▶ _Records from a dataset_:
________

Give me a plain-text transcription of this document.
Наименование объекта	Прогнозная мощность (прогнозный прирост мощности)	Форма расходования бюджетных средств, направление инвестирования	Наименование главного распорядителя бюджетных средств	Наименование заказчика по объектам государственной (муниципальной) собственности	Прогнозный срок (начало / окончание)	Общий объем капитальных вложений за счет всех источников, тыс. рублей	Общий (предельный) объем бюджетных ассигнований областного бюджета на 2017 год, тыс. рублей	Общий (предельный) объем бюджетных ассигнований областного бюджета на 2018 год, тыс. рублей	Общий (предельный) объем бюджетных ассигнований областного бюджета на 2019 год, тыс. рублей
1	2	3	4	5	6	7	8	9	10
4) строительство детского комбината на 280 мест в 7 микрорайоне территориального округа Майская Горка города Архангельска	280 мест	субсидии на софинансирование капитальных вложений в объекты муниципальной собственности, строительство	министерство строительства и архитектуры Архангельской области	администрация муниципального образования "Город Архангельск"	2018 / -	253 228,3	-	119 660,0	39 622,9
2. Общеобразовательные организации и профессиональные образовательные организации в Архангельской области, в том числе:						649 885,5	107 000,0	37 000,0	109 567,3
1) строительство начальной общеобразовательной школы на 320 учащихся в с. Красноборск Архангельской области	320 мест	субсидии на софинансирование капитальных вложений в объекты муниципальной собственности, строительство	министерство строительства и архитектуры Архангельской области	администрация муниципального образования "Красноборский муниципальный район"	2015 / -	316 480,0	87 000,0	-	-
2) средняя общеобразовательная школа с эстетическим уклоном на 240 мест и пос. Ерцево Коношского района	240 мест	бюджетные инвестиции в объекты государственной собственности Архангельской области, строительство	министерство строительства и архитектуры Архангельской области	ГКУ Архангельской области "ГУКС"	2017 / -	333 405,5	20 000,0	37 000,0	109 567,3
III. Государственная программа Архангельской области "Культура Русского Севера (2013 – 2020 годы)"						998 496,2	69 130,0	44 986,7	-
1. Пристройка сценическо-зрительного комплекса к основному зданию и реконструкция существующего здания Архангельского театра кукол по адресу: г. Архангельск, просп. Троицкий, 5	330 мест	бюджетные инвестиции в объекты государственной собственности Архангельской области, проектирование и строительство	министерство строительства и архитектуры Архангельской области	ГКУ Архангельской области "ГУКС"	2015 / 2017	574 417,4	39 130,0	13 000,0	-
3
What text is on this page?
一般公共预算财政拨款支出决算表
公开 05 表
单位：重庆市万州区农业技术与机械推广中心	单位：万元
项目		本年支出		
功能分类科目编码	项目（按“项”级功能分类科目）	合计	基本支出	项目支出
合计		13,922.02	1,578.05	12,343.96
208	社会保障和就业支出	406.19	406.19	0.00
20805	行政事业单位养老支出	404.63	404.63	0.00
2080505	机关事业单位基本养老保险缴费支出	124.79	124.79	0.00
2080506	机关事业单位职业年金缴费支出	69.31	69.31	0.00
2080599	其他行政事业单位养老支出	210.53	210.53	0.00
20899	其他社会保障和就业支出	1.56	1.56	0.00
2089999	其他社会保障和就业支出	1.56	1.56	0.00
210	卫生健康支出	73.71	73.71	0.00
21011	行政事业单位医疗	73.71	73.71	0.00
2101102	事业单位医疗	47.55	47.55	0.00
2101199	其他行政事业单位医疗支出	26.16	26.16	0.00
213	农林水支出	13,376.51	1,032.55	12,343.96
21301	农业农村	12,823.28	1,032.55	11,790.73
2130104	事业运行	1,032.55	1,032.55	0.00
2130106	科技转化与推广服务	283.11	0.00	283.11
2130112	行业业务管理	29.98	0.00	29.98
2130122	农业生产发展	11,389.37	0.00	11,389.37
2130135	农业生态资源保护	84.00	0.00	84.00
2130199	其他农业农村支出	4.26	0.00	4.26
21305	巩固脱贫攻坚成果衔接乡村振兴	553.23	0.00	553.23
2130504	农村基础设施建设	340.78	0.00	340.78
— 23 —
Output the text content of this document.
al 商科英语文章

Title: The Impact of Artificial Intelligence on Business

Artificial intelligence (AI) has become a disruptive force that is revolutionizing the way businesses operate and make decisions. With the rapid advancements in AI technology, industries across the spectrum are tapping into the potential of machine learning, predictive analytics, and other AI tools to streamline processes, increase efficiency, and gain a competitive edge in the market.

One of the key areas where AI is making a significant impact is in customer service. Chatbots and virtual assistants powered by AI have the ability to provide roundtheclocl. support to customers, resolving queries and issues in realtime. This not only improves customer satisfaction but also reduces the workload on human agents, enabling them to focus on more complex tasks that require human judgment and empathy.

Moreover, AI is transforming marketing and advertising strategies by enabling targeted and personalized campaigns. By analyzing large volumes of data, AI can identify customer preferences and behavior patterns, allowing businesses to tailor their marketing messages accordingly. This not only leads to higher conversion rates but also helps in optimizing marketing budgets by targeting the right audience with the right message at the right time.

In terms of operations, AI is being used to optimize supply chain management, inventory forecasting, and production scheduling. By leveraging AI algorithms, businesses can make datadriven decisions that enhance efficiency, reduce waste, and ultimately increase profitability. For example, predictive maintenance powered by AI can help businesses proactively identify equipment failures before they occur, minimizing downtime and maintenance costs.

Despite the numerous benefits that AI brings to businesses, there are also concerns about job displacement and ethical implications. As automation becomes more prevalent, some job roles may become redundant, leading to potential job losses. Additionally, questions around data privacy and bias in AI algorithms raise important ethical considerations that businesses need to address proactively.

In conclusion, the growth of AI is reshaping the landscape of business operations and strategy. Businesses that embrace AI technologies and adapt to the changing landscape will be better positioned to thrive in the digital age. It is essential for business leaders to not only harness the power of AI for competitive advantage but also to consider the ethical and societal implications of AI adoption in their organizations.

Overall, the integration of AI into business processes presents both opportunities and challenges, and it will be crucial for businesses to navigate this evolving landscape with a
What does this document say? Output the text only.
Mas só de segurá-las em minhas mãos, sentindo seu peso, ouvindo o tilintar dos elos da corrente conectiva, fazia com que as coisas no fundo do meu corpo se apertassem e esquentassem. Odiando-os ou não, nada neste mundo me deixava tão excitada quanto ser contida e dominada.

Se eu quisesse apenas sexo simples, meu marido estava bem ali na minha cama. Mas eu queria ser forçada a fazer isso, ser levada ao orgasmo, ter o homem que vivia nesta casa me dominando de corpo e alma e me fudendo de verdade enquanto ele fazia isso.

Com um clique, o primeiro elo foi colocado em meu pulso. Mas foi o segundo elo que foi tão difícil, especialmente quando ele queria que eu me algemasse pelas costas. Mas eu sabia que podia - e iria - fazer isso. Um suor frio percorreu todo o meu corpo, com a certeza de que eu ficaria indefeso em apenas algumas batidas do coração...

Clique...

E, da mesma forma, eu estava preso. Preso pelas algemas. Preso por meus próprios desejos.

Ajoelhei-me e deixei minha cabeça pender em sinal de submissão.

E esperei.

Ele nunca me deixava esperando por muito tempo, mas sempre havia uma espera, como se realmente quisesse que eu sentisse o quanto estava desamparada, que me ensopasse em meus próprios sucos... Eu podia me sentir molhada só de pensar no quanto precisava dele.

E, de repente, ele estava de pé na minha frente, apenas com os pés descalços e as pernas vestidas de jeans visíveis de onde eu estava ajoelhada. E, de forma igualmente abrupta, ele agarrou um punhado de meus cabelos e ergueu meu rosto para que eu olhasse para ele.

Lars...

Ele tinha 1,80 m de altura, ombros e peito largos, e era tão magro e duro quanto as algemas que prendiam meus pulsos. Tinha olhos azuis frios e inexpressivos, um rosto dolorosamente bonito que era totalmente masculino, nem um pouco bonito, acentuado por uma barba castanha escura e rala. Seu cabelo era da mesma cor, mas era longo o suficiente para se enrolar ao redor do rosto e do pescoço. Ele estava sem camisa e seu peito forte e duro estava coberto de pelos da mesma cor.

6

________

Take the listing above and set it down exactly.

Give me a plain-text transcription of this document.
Наименование объекта	Прогнозная мощность (прогнозный прирост мощности)	Форма расходования бюджетных средств, направление инвестирования	Наименование главного распорядителя бюджетных средств	Наименование заказчика по объектам государственной (муниципальной) собственности	Прогнозный срок (начало / окончание)	Общий объем капитальных вложений за счет всех источников, тыс. рублей	Общий (предельный) объем бюджетных ассигнований областного бюджета на 2017 год, тыс. рублей	Общий (предельный) объем бюджетных ассигнований областного бюджета на 2018 год, тыс. рублей	Общий (предельный) объем бюджетных ассигнований областного бюджета на 2019 год, тыс. рублей
1	2	3	4	5	6	7	8	9	10
4) строительство детского комбината на 280 мест в 7 микрорайоне территориального округа Майская Горка города Архангельска	280 мест	субсидии на софинансирование капитальных вложений в объекты муниципальной собственности, строительство	министерство строительства и архитектуры Архангельской области	администрация муниципального образования "Город Архангельск"	2018 / -	253 228,3	-	119 660,0	39 622,9
2. Общеобразовательные организации и профессиональные образовательные организации в Архангельской области, в том числе:						649 885,5	107 000,0	37 000,0	109 567,3
1) строительство начальной общеобразовательной школы на 320 учащихся в с. Красноборск Архангельской области	320 мест	субсидии на софинансирование капитальных вложений в объекты муниципальной собственности, строительство	министерство строительства и архитектуры Архангельской области	администрация муниципального образования "Красноборский муниципальный район"	2015 / -	316 480,0	87 000,0	-	-
2) средняя общеобразовательная школа с эстетическим уклоном на 240 мест и пос. Ерцево Коношского района	240 мест	бюджетные инвестиции в объекты государственной собственности Архангельской области, строительство	министерство строительства и архитектуры Архангельской области	ГКУ Архангельской области "ГУКС"	2017 / -	333 405,5	20 000,0	37 000,0	109 567,3
III. Государственная программа Архангельской области "Культура Русского Севера (2013 – 2020 годы)"						998 496,2	69 130,0	44 986,7	-
1. Пристройка сценическо-зрительного комплекса к основному зданию и реконструкция существующего здания Архангельского театра кукол по адресу: г. Архангельск, просп. Троицкий, 5	330 мест	бюджетные инвестиции в объекты государственной собственности Архангельской области, проектирование и строительство	министерство строительства и архитектуры Архангельской области	ГКУ Архангельской области "ГУКС"	2015 / 2017	574 417,4	39 130,0	13 000,0	-
3
What text is on this page?
一般公共预算财政拨款支出决算表
公开 05 表
单位：重庆市万州区农业技术与机械推广中心	单位：万元
项目		本年支出		
功能分类科目编码	项目（按“项”级功能分类科目）	合计	基本支出	项目支出
合计		13,922.02	1,578.05	12,343.96
208	社会保障和就业支出	406.19	406.19	0.00
20805	行政事业单位养老支出	404.63	404.63	0.00
2080505	机关事业单位基本养老保险缴费支出	124.79	124.79	0.00
2080506	机关事业单位职业年金缴费支出	69.31	69.31	0.00
2080599	其他行政事业单位养老支出	210.53	210.53	0.00
20899	其他社会保障和就业支出	1.56	1.56	0.00
2089999	其他社会保障和就业支出	1.56	1.56	0.00
210	卫生健康支出	73.71	73.71	0.00
21011	行政事业单位医疗	73.71	73.71	0.00
2101102	事业单位医疗	47.55	47.55	0.00
2101199	其他行政事业单位医疗支出	26.16	26.16	0.00
213	农林水支出	13,376.51	1,032.55	12,343.96
21301	农业农村	12,823.28	1,032.55	11,790.73
2130104	事业运行	1,032.55	1,032.55	0.00
2130106	科技转化与推广服务	283.11	0.00	283.11
2130112	行业业务管理	29.98	0.00	29.98
2130122	农业生产发展	11,389.37	0.00	11,389.37
2130135	农业生态资源保护	84.00	0.00	84.00
2130199	其他农业农村支出	4.26	0.00	4.26
21305	巩固脱贫攻坚成果衔接乡村振兴	553.23	0.00	553.23
2130504	农村基础设施建设	340.78	0.00	340.78
— 23 —
Output the text content of this document.
al 商科英语文章

Title: The Impact of Artificial Intelligence on Business

Artificial intelligence (AI) has become a disruptive force that is revolutionizing the way businesses operate and make decisions. With the rapid advancements in AI technology, industries across the spectrum are tapping into the potential of machine learning, predictive analytics, and other AI tools to streamline processes, increase efficiency, and gain a competitive edge in the market.

One of the key areas where AI is making a significant impact is in customer service. Chatbots and virtual assistants powered by AI have the ability to provide roundtheclocl. support to customers, resolving queries and issues in realtime. This not only improves customer satisfaction but also reduces the workload on human agents, enabling them to focus on more complex tasks that require human judgment and empathy.

Moreover, AI is transforming marketing and advertising strategies by enabling targeted and personalized campaigns. By analyzing large volumes of data, AI can identify customer preferences and behavior patterns, allowing businesses to tailor their marketing messages accordingly. This not only leads to higher conversion rates but also helps in optimizing marketing budgets by targeting the right audience with the right message at the right time.

In terms of operations, AI is being used to optimize supply chain management, inventory forecasting, and production scheduling. By leveraging AI algorithms, businesses can make datadriven decisions that enhance efficiency, reduce waste, and ultimately increase profitability. For example, predictive maintenance powered by AI can help businesses proactively identify equipment failures before they occur, minimizing downtime and maintenance costs.

Despite the numerous benefits that AI brings to businesses, there are also concerns about job displacement and ethical implications. As automation becomes more prevalent, some job roles may become redundant, leading to potential job losses. Additionally, questions around data privacy and bias in AI algorithms raise important ethical considerations that businesses need to address proactively.

In conclusion, the growth of AI is reshaping the landscape of business operations and strategy. Businesses that embrace AI technologies and adapt to the changing landscape will be better positioned to thrive in the digital age. It is essential for business leaders to not only harness the power of AI for competitive advantage but also to consider the ethical and societal implications of AI adoption in their organizations.

Overall, the integration of AI into business processes presents both opportunities and challenges, and it will be crucial for businesses to navigate this evolving landscape with a
What does this document say? Output the text only.
Mas só de segurá-las em minhas mãos, sentindo seu peso, ouvindo o tilintar dos elos da corrente conectiva, fazia com que as coisas no fundo do meu corpo se apertassem e esquentassem. Odiando-os ou não, nada neste mundo me deixava tão excitada quanto ser contida e dominada.

Se eu quisesse apenas sexo simples, meu marido estava bem ali na minha cama. Mas eu queria ser forçada a fazer isso, ser levada ao orgasmo, ter o homem que vivia nesta casa me dominando de corpo e alma e me fudendo de verdade enquanto ele fazia isso.

Com um clique, o primeiro elo foi colocado em meu pulso. Mas foi o segundo elo que foi tão difícil, especialmente quando ele queria que eu me algemasse pelas costas. Mas eu sabia que podia - e iria - fazer isso. Um suor frio percorreu todo o meu corpo, com a certeza de que eu ficaria indefeso em apenas algumas batidas do coração...

Clique...

E, da mesma forma, eu estava preso. Preso pelas algemas. Preso por meus próprios desejos.

Ajoelhei-me e deixei minha cabeça pender em sinal de submissão.

E esperei.

Ele nunca me deixava esperando por muito tempo, mas sempre havia uma espera, como se realmente quisesse que eu sentisse o quanto estava desamparada, que me ensopasse em meus próprios sucos... Eu podia me sentir molhada só de pensar no quanto precisava dele.

E, de repente, ele estava de pé na minha frente, apenas com os pés descalços e as pernas vestidas de jeans visíveis de onde eu estava ajoelhada. E, de forma igualmente abrupta, ele agarrou um punhado de meus cabelos e ergueu meu rosto para que eu olhasse para ele.

Lars...

Ele tinha 1,80 m de altura, ombros e peito largos, e era tão magro e duro quanto as algemas que prendiam meus pulsos. Tinha olhos azuis frios e inexpressivos, um rosto dolorosamente bonito que era totalmente masculino, nem um pouco bonito, acentuado por uma barba castanha escura e rala. Seu cabelo era da mesma cor, mas era longo o suficiente para se enrolar ao redor do rosto e do pescoço. Ele estava sem camisa e seu peito forte e duro estava coberto de pelos da mesma cor.

6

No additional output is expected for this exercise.